◆ **Written exercise**:
Extract every line of the material that holds the string "bathing".

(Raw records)
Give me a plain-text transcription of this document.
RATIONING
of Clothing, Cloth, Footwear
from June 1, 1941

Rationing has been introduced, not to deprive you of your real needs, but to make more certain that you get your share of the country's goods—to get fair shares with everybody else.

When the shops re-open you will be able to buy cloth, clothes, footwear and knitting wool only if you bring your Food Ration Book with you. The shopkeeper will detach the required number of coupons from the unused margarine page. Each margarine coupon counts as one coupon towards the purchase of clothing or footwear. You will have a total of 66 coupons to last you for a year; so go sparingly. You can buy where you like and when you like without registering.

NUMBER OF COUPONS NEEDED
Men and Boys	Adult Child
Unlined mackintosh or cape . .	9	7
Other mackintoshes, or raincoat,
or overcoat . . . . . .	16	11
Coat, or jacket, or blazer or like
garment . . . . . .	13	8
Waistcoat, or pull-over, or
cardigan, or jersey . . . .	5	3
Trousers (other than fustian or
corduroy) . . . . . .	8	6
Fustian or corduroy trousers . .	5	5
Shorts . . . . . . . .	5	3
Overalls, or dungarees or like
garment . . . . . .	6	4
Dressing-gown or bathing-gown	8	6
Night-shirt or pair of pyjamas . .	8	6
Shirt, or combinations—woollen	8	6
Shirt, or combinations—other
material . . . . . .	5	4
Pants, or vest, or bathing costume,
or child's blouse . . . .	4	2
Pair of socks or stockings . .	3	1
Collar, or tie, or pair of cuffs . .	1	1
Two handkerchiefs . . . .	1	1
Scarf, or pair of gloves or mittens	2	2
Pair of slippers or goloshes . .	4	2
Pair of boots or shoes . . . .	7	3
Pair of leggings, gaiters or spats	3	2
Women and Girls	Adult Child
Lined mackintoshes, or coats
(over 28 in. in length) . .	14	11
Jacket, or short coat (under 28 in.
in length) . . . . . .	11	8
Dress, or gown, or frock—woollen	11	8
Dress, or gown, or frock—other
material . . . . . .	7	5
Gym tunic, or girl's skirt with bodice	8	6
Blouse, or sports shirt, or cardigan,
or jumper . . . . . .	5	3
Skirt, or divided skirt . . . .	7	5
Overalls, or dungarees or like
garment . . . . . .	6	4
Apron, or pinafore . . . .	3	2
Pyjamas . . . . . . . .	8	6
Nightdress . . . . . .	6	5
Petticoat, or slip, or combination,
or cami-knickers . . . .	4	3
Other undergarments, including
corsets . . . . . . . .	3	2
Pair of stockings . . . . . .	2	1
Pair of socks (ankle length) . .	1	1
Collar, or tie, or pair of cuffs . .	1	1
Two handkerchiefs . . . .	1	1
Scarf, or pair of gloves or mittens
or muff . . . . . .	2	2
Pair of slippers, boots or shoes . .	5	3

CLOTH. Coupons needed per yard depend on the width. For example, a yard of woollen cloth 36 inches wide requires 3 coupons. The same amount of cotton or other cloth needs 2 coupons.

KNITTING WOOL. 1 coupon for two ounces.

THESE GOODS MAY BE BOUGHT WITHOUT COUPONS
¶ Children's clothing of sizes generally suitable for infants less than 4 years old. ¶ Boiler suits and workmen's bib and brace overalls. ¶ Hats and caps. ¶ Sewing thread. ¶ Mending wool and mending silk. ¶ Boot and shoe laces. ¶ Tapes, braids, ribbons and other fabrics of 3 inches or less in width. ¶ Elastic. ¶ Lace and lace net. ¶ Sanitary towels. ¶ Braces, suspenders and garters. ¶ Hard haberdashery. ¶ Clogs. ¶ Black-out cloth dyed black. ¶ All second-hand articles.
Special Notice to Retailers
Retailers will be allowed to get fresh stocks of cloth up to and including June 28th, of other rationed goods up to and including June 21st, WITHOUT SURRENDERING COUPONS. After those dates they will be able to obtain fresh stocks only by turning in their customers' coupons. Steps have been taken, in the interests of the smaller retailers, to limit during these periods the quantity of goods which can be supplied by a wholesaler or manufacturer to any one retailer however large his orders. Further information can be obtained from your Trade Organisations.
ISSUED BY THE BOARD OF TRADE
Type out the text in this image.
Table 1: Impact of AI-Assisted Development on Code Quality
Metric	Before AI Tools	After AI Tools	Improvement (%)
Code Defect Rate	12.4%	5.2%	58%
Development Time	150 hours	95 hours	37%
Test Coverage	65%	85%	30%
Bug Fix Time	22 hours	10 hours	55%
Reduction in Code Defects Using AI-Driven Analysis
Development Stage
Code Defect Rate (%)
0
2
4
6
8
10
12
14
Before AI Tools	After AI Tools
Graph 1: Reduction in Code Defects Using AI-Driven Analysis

◆ **Reply to the task**:
Dressing-gown or bathing-gown	8	6
Pants, or vest, or bathing costume,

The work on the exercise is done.